▸ EXERCISE INSTRUCTIONS
Check every line of the entries for "живицы", and copy the lines that hold it.

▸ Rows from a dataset
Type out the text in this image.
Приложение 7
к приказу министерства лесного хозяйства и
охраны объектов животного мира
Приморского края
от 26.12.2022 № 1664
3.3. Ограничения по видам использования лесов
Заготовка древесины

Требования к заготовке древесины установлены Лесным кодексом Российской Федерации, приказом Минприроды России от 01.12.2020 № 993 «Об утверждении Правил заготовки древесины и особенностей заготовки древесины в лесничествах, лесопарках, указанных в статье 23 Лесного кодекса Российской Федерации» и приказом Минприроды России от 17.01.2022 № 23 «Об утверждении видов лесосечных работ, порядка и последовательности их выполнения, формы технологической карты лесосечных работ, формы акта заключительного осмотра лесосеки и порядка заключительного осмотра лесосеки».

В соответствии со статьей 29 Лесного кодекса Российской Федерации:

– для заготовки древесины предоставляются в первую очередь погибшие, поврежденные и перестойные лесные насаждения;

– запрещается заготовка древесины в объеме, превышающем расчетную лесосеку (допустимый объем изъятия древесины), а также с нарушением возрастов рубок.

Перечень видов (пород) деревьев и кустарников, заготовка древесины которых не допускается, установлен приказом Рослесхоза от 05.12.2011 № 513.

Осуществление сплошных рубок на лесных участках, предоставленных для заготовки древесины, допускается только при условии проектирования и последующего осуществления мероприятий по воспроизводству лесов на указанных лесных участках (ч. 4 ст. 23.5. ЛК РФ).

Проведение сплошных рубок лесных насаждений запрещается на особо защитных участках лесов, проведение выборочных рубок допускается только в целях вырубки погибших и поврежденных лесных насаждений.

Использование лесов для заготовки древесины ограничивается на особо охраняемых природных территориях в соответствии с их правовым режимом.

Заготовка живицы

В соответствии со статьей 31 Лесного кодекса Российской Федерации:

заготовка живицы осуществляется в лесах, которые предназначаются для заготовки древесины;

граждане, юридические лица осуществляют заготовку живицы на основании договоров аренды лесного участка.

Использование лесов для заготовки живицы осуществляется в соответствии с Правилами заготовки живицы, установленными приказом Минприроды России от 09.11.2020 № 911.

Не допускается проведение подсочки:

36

▸ WRITTEN SOLUTION
Заготовка живицы
заготовка живицы осуществляется в лесах, которые предназначаются для заготовки древесины;
граждане, юридические лица осуществляют заготовку живицы на основании договоров аренды лесного участка.
Использование лесов для заготовки живицы осуществляется в соответствии с Правилами заготовки живицы, установленными приказом Минприроды России от 09.11.2020 № 911.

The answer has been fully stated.